Information shown:
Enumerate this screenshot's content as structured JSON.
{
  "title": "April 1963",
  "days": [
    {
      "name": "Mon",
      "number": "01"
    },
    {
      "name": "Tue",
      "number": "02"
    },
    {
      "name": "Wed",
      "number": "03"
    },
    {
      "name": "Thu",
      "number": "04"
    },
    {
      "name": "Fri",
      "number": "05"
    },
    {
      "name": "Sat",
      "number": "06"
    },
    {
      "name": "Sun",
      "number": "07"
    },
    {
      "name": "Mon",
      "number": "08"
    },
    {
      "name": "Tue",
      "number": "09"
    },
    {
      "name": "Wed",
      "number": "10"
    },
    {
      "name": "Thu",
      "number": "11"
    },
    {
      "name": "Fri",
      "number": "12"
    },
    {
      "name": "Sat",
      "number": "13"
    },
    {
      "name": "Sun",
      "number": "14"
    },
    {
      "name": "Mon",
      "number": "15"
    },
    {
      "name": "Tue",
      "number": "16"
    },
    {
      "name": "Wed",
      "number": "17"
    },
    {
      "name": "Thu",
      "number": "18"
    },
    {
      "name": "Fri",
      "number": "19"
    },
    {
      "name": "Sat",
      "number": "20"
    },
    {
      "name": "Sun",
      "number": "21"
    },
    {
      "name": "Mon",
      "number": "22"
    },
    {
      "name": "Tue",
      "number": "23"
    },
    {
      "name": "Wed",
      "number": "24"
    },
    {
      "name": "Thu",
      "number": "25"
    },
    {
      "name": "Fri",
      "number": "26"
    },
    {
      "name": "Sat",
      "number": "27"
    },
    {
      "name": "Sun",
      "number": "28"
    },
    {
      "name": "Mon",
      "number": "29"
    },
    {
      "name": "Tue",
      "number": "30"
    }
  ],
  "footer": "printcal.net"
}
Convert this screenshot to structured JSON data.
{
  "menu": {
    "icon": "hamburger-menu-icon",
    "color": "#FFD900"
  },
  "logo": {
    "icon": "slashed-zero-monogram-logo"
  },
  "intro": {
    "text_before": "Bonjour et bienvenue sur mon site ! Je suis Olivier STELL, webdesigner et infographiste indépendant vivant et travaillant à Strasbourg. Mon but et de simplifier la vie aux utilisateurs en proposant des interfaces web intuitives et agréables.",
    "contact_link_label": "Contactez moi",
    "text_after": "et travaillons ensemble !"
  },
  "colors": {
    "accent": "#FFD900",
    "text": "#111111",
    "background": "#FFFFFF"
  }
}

Task directions:
Extract all the material, leaving every line as it is.

The completed task:
Enumerate this screenshot's content as structured JSON.
{
  "title": "April 1963",
  "days": [
    {
      "name": "Mon",
      "number": "01"
    },
    {
      "name": "Tue",
      "number": "02"
    },
    {
      "name": "Wed",
      "number": "03"
    },
    {
      "name": "Thu",
      "number": "04"
    },
    {
      "name": "Fri",
      "number": "05"
    },
    {
      "name": "Sat",
      "number": "06"
    },
    {
      "name": "Sun",
      "number": "07"
    },
    {
      "name": "Mon",
      "number": "08"
    },
    {
      "name": "Tue",
      "number": "09"
    },
    {
      "name": "Wed",
      "number": "10"
    },
    {
      "name": "Thu",
      "number": "11"
    },
    {
      "name": "Fri",
      "number": "12"
    },
    {
      "name": "Sat",
      "number": "13"
    },
    {
      "name": "Sun",
      "number": "14"
    },
    {
      "name": "Mon",
      "number": "15"
    },
    {
      "name": "Tue",
      "number": "16"
    },
    {
      "name": "Wed",
      "number": "17"
    },
    {
      "name": "Thu",
      "number": "18"
    },
    {
      "name": "Fri",
      "number": "19"
    },
    {
      "name": "Sat",
      "number": "20"
    },
    {
      "name": "Sun",
      "number": "21"
    },
    {
      "name": "Mon",
      "number": "22"
    },
    {
      "name": "Tue",
      "number": "23"
    },
    {
      "name": "Wed",
      "number": "24"
    },
    {
      "name": "Thu",
      "number": "25"
    },
    {
      "name": "Fri",
      "number": "26"
    },
    {
      "name": "Sat",
      "number": "27"
    },
    {
      "name": "Sun",
      "number": "28"
    },
    {
      "name": "Mon",
      "number": "29"
    },
    {
      "name": "Tue",
      "number": "30"
    }
  ],
  "footer": "printcal.net"
}
Convert this screenshot to structured JSON data.
{
  "menu": {
    "icon": "hamburger-menu-icon",
    "color": "#FFD900"
  },
  "logo": {
    "icon": "slashed-zero-monogram-logo"
  },
  "intro": {
    "text_before": "Bonjour et bienvenue sur mon site ! Je suis Olivier STELL, webdesigner et infographiste indépendant vivant et travaillant à Strasbourg. Mon but et de simplifier la vie aux utilisateurs en proposant des interfaces web intuitives et agréables.",
    "contact_link_label": "Contactez moi",
    "text_after": "et travaillons ensemble !"
  },
  "colors": {
    "accent": "#FFD900",
    "text": "#111111",
    "background": "#FFFFFF"
  }
}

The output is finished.